-- START EXTRACTED DATA --
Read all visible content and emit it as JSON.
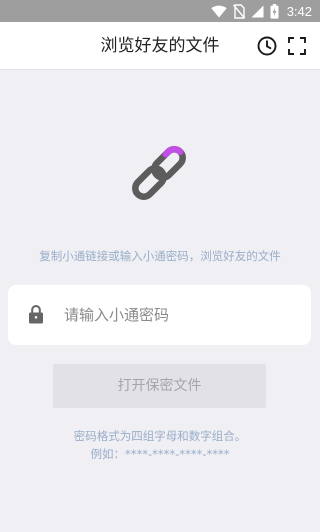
{
  "status_bar": {
    "time": "3:42",
    "icons": [
      "wifi-icon",
      "no-sim-icon",
      "signal-icon",
      "battery-charging-icon"
    ]
  },
  "header": {
    "title": "浏览好友的文件",
    "actions": [
      "history-icon",
      "fullscreen-icon"
    ]
  },
  "main": {
    "hero_icon": "link-icon",
    "hint": "复制小通链接或输入小通密码，浏览好友的文件",
    "code_field": {
      "placeholder": "请输入小通密码",
      "value": "",
      "icon": "lock-icon"
    },
    "open_button_label": "打开保密文件",
    "format_note": "密码格式为四组字母和数字组合。",
    "format_example": "例如：****-****-****-****"
  },
  "colors": {
    "background": "#efeff4",
    "status_bar": "#9e9e9e",
    "accent": "#c14fe6",
    "link_gray": "#5c5c5c",
    "hint_text": "#9aaec8",
    "button_disabled_bg": "#e2e2e6",
    "button_disabled_text": "#a6a6aa"
  }
}
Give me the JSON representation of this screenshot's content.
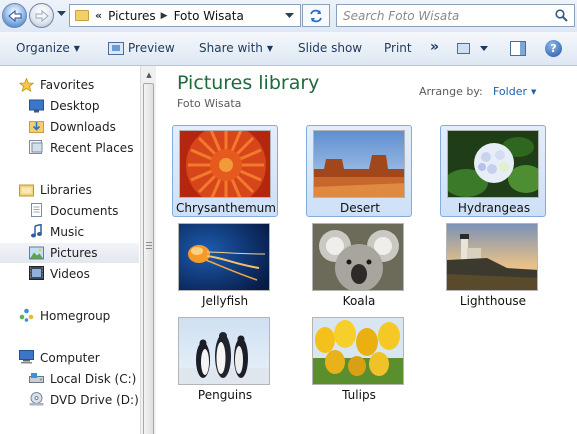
{
  "address_bar": {
    "overflow_chevron": "«",
    "breadcrumbs": [
      "Pictures",
      "Foto Wisata"
    ],
    "search_placeholder": "Search Foto Wisata"
  },
  "toolbar": {
    "organize": "Organize",
    "preview": "Preview",
    "share_with": "Share with",
    "slide_show": "Slide show",
    "print": "Print",
    "more": "»",
    "help": "?"
  },
  "nav_pane": {
    "favorites_header": "Favorites",
    "favorites": [
      "Desktop",
      "Downloads",
      "Recent Places"
    ],
    "libraries_header": "Libraries",
    "libraries": [
      "Documents",
      "Music",
      "Pictures",
      "Videos"
    ],
    "homegroup": "Homegroup",
    "computer_header": "Computer",
    "computer": [
      "Local Disk (C:)",
      "DVD Drive (D:) CD"
    ],
    "selected": "Pictures"
  },
  "library": {
    "title": "Pictures library",
    "subtitle": "Foto Wisata",
    "arrange_by_label": "Arrange by:",
    "arrange_by_value": "Folder"
  },
  "files": [
    {
      "name": "Chrysanthemum",
      "selected": true
    },
    {
      "name": "Desert",
      "selected": true
    },
    {
      "name": "Hydrangeas",
      "selected": true
    },
    {
      "name": "Jellyfish",
      "selected": false
    },
    {
      "name": "Koala",
      "selected": false
    },
    {
      "name": "Lighthouse",
      "selected": false
    },
    {
      "name": "Penguins",
      "selected": false
    },
    {
      "name": "Tulips",
      "selected": false
    }
  ],
  "colors": {
    "library_title": "#1e6a3c",
    "selection_fill": "#cde0f7",
    "selection_border": "#84acdd",
    "link_blue": "#1e5fa8"
  }
}
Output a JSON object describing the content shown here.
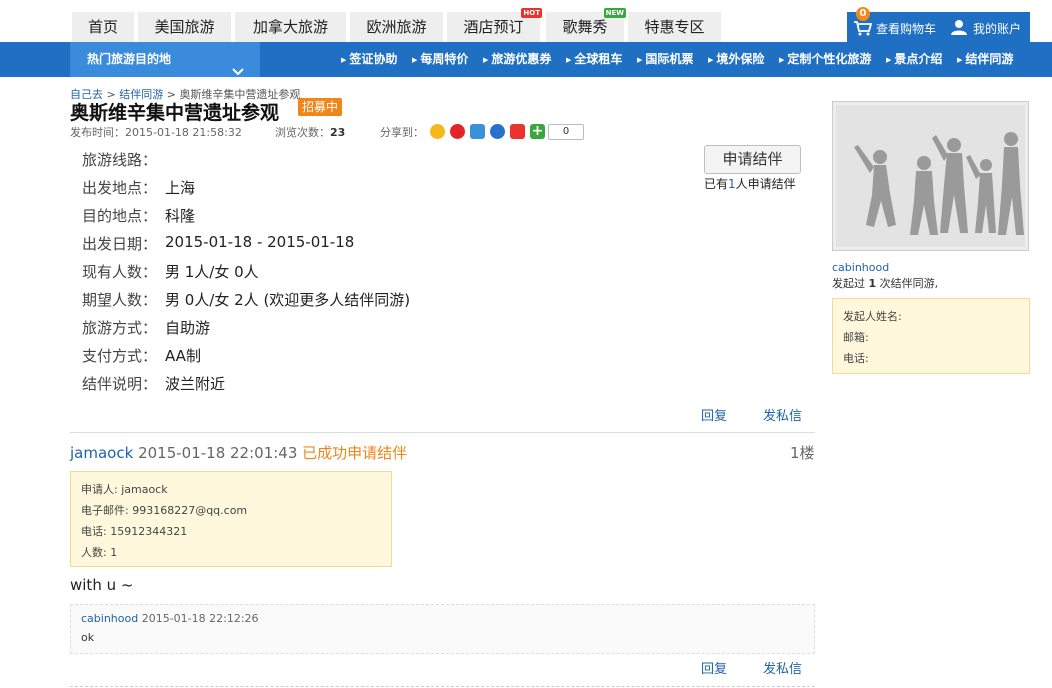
{
  "nav": {
    "tabs": [
      {
        "label": "首页"
      },
      {
        "label": "美国旅游"
      },
      {
        "label": "加拿大旅游"
      },
      {
        "label": "欧洲旅游"
      },
      {
        "label": "酒店预订",
        "badge": "HOT"
      },
      {
        "label": "歌舞秀",
        "badge": "NEW"
      },
      {
        "label": "特惠专区"
      }
    ],
    "cart_count": "0",
    "cart_label": "查看购物车",
    "account_label": "我的账户"
  },
  "bluebar": {
    "dest_label": "热门旅游目的地",
    "links": [
      "签证协助",
      "每周特价",
      "旅游优惠券",
      "全球租车",
      "国际机票",
      "境外保险",
      "定制个性化旅游",
      "景点介绍",
      "结伴同游"
    ]
  },
  "breadcrumb": {
    "home": "自己去",
    "section": "结伴同游",
    "sep": ">",
    "current": "奥斯维辛集中营遗址参观"
  },
  "post": {
    "title": "奥斯维辛集中营遗址参观",
    "status_badge": "招募中",
    "publish_label": "发布时间：",
    "publish_time": "2015-01-18 21:58:32",
    "views_label": "浏览次数：",
    "views": "23",
    "share_label": "分享到：",
    "share_count": "0",
    "fields": [
      {
        "label": "旅游线路：",
        "value": ""
      },
      {
        "label": "出发地点：",
        "value": "上海"
      },
      {
        "label": "目的地点：",
        "value": "科隆"
      },
      {
        "label": "出发日期：",
        "value": "2015-01-18 - 2015-01-18"
      },
      {
        "label": "现有人数：",
        "value": "男 1人/女 0人"
      },
      {
        "label": "期望人数：",
        "value": "男 0人/女 2人 (欢迎更多人结伴同游)"
      },
      {
        "label": "旅游方式：",
        "value": "自助游"
      },
      {
        "label": "支付方式：",
        "value": "AA制"
      },
      {
        "label": "结伴说明：",
        "value": "波兰附近"
      }
    ],
    "apply_button": "申请结伴",
    "apply_pre": "已有",
    "apply_num": "1",
    "apply_post": "人申请结伴",
    "reply_label": "回复",
    "message_label": "发私信"
  },
  "reply": {
    "user": "jamaock",
    "time": "2015-01-18 22:01:43",
    "status": "已成功申请结伴",
    "floor": "1楼",
    "app": {
      "applicant": "申请人: jamaock",
      "email": "电子邮件: 993168227@qq.com",
      "phone": "电话: 15912344321",
      "count": "人数: 1"
    },
    "text": "with u ~",
    "sub": {
      "user": "cabinhood",
      "time": "2015-01-18 22:12:26",
      "text": "ok"
    },
    "reply_label": "回复",
    "message_label": "发私信"
  },
  "sidebar": {
    "username": "cabinhood",
    "count_pre": "发起过",
    "count_num": "1",
    "count_post": "次结伴同游,",
    "name_label": "发起人姓名:",
    "email_label": "邮箱:",
    "phone_label": "电话:"
  }
}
-- END EXTRACTED DATA --
For the listing above, identify each line bearing "content".

EXERCISE RESPONSE.
Read all visible content and emit it as JSON.
Give me the JSON representation of this screenshot's content.
Output a JSON object describing the content shown here.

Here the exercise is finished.